EXCERPTED RECORDS:
================

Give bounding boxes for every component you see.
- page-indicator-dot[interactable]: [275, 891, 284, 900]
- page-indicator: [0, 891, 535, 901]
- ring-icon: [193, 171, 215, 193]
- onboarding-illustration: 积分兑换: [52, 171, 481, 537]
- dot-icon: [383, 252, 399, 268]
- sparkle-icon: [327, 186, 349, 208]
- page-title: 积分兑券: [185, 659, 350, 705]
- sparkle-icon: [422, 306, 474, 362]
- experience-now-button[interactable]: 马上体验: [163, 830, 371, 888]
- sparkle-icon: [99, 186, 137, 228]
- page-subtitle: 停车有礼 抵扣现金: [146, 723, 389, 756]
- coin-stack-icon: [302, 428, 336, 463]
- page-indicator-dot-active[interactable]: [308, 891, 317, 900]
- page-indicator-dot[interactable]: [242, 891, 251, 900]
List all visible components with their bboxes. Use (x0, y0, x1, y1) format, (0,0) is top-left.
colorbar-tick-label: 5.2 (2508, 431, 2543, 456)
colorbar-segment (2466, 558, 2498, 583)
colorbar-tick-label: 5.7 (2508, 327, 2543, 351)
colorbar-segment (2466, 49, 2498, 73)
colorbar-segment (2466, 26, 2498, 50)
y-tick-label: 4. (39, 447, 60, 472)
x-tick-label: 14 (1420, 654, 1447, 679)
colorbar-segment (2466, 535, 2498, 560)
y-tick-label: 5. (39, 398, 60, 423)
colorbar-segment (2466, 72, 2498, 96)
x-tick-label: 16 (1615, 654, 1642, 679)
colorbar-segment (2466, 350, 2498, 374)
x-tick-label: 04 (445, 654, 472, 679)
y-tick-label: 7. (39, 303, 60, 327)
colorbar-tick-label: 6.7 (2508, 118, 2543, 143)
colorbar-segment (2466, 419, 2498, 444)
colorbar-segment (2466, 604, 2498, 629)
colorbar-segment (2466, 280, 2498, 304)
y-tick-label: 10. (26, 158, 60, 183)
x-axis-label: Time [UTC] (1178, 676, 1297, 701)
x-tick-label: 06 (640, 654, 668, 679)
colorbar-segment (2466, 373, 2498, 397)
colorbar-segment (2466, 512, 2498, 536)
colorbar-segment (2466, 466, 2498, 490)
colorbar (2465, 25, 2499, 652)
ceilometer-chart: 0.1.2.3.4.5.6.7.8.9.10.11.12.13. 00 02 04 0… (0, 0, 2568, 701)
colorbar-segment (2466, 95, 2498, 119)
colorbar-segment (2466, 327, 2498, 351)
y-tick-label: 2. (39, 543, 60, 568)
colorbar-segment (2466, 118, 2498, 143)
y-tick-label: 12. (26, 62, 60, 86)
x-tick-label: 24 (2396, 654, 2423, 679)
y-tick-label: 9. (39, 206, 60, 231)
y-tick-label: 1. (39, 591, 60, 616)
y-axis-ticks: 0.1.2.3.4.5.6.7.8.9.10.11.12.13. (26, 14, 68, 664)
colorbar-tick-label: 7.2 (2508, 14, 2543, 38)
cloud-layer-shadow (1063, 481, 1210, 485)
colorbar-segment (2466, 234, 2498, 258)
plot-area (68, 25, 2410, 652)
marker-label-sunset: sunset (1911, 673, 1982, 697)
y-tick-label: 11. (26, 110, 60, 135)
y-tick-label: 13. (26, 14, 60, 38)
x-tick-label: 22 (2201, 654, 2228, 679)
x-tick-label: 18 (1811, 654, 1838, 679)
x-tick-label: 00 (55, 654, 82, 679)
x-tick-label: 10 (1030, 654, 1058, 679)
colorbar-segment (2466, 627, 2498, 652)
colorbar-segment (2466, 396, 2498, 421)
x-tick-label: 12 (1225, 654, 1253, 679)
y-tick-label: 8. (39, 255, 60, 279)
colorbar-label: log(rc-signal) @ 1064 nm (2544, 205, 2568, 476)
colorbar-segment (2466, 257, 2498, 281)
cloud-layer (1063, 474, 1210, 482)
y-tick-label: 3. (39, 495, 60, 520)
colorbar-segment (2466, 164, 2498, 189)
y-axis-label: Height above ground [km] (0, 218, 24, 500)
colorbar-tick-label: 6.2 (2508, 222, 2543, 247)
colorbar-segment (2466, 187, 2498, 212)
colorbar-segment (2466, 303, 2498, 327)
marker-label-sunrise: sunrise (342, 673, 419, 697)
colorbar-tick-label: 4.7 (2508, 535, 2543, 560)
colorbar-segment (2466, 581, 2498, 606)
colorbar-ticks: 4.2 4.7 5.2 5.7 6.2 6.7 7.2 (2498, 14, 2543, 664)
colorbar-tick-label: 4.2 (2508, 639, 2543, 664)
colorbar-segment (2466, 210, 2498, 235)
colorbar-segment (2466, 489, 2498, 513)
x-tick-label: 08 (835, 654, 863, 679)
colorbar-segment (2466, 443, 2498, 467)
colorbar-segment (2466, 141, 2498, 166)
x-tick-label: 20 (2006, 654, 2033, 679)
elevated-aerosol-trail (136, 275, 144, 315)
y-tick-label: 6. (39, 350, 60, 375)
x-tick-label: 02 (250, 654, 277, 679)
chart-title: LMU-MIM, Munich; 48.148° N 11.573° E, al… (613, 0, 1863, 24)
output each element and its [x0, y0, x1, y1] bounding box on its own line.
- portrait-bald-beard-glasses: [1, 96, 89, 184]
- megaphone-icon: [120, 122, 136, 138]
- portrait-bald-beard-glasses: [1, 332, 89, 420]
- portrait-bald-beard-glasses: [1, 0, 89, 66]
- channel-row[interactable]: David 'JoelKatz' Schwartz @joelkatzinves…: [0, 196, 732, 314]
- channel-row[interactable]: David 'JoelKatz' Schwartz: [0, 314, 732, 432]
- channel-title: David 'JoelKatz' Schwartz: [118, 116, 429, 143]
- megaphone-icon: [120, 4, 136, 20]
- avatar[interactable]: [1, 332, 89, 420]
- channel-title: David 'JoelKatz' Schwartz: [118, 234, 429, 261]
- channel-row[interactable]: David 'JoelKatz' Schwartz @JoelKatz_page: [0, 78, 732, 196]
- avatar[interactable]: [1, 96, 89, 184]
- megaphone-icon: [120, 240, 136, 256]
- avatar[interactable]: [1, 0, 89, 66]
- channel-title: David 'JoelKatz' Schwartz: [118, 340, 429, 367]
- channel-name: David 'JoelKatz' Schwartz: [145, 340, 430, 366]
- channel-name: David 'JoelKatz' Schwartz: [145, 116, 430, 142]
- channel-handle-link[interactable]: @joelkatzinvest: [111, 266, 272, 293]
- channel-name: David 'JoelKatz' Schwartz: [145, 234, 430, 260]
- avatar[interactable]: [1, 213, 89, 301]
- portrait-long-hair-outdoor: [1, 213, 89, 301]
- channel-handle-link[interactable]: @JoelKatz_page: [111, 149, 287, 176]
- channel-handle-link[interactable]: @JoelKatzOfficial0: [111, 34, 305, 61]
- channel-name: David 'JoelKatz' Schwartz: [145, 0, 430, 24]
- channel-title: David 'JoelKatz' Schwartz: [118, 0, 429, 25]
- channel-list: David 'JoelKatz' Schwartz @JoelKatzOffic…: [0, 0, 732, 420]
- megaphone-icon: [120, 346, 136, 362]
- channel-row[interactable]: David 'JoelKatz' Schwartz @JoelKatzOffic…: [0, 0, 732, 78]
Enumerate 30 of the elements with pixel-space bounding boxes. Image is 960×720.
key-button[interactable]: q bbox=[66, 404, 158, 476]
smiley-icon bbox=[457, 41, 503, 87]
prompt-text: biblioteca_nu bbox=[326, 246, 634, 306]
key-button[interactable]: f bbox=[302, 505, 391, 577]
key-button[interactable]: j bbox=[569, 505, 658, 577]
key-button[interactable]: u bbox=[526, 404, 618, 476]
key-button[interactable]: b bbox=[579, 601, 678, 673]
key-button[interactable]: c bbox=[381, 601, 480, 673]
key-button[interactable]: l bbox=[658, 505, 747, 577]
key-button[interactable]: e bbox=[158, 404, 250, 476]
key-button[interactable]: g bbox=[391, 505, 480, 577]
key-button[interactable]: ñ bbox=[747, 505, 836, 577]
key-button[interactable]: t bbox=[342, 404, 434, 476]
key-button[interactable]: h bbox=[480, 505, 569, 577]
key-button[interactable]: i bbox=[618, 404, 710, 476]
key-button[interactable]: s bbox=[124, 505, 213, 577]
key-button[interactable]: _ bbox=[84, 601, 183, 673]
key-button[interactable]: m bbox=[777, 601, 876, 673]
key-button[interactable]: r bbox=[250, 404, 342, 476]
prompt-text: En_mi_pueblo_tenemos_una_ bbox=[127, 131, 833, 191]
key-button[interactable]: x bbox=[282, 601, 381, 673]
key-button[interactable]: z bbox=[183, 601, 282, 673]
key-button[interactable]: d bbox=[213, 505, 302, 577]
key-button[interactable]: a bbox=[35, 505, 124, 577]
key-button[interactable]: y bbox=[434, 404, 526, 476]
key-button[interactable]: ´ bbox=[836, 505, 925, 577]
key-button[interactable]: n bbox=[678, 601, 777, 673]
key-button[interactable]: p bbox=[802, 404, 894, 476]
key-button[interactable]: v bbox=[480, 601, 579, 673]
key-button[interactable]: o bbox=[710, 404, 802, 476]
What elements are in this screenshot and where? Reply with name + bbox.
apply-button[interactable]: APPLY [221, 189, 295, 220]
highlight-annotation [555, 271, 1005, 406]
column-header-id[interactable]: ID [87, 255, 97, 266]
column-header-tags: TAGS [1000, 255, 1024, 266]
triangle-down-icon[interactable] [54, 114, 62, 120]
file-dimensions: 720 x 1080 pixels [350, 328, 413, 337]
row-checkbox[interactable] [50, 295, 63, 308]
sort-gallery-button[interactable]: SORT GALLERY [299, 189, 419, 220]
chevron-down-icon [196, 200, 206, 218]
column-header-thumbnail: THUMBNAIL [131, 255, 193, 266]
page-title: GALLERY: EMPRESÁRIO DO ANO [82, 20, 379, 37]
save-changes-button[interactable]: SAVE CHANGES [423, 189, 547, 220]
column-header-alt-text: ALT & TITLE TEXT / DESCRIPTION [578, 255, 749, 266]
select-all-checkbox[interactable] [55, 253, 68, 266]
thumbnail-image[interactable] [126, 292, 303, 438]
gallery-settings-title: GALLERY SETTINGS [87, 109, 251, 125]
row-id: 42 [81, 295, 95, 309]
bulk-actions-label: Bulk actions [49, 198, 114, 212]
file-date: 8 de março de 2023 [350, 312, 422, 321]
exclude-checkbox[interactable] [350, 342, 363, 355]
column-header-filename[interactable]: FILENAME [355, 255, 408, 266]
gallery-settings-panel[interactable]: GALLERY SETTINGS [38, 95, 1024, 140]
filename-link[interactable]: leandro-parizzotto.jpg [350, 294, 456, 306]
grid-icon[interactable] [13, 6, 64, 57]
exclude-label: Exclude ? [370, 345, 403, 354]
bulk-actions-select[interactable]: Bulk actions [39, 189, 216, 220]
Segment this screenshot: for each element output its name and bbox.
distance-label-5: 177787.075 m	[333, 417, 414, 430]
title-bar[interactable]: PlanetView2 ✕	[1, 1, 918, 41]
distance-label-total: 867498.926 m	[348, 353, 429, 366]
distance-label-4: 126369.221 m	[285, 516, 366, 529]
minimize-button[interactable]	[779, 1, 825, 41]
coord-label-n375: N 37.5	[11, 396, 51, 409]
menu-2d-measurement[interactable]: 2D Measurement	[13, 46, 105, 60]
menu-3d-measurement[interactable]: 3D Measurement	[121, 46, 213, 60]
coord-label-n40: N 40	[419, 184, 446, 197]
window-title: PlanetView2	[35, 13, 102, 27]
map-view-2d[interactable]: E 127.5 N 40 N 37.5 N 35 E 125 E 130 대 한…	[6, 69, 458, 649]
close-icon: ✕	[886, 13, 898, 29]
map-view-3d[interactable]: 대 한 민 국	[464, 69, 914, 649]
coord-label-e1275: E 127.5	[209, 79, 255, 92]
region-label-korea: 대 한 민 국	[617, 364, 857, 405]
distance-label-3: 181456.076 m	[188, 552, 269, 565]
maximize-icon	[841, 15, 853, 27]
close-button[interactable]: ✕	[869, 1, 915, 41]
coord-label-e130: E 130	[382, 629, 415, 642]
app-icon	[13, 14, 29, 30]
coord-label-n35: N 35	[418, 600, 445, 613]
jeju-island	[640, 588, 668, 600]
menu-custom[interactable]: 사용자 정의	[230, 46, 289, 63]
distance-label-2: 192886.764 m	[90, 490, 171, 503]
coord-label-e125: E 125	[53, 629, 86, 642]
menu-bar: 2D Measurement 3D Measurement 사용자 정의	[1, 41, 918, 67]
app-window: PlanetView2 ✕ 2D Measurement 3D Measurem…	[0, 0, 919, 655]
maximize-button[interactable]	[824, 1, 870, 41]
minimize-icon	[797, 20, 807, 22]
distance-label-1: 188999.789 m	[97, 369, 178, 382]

================

INSTRUCTIONS TO FOLLOW:
Format the material from its first line through the line containing "colorbar-segment (2466, 95, 2498, 119)", inclusive, as a numbered list with blank lines omitted.

CORRECT RESULT:
1. Give bounding boxes for every component you see.
2. - page-indicator-dot[interactable]: [275, 891, 284, 900]
3. - page-indicator: [0, 891, 535, 901]
4. - ring-icon: [193, 171, 215, 193]
5. - onboarding-illustration: 积分兑换: [52, 171, 481, 537]
6. - dot-icon: [383, 252, 399, 268]
7. - sparkle-icon: [327, 186, 349, 208]
8. - page-title: 积分兑券: [185, 659, 350, 705]
9. - sparkle-icon: [422, 306, 474, 362]
10. - experience-now-button[interactable]: 马上体验: [163, 830, 371, 888]
11. - sparkle-icon: [99, 186, 137, 228]
12. - page-subtitle: 停车有礼 抵扣现金: [146, 723, 389, 756]
13. - coin-stack-icon: [302, 428, 336, 463]
14. - page-indicator-dot-active[interactable]: [308, 891, 317, 900]
15. - page-indicator-dot[interactable]: [242, 891, 251, 900]
16. List all visible components with their bboxes. Use (x0, y0, x1, y1) format, (0,0) is top-left.
17. colorbar-tick-label: 5.2 (2508, 431, 2543, 456)
18. colorbar-segment (2466, 558, 2498, 583)
19. colorbar-tick-label: 5.7 (2508, 327, 2543, 351)
20. colorbar-segment (2466, 49, 2498, 73)
21. colorbar-segment (2466, 26, 2498, 50)
22. y-tick-label: 4. (39, 447, 60, 472)
23. x-tick-label: 14 (1420, 654, 1447, 679)
24. colorbar-segment (2466, 535, 2498, 560)
25. y-tick-label: 5. (39, 398, 60, 423)
26. colorbar-segment (2466, 72, 2498, 96)
27. x-tick-label: 16 (1615, 654, 1642, 679)
28. colorbar-segment (2466, 350, 2498, 374)
29. x-tick-label: 04 (445, 654, 472, 679)
30. y-tick-label: 7. (39, 303, 60, 327)
31. colorbar-tick-label: 6.7 (2508, 118, 2543, 143)
32. colorbar-segment (2466, 419, 2498, 444)
33. colorbar-segment (2466, 604, 2498, 629)
34. colorbar-segment (2466, 280, 2498, 304)
35. y-tick-label: 10. (26, 158, 60, 183)
36. x-axis-label: Time [UTC] (1178, 676, 1297, 701)
37. x-tick-label: 06 (640, 654, 668, 679)
38. colorbar-segment (2466, 373, 2498, 397)
39. colorbar-segment (2466, 512, 2498, 536)
40. colorbar-segment (2466, 466, 2498, 490)
41. colorbar (2465, 25, 2499, 652)
42. ceilometer-chart: 0.1.2.3.4.5.6.7.8.9.10.11.12.13. 00 02 04 0… (0, 0, 2568, 701)
43. colorbar-segment (2466, 95, 2498, 119)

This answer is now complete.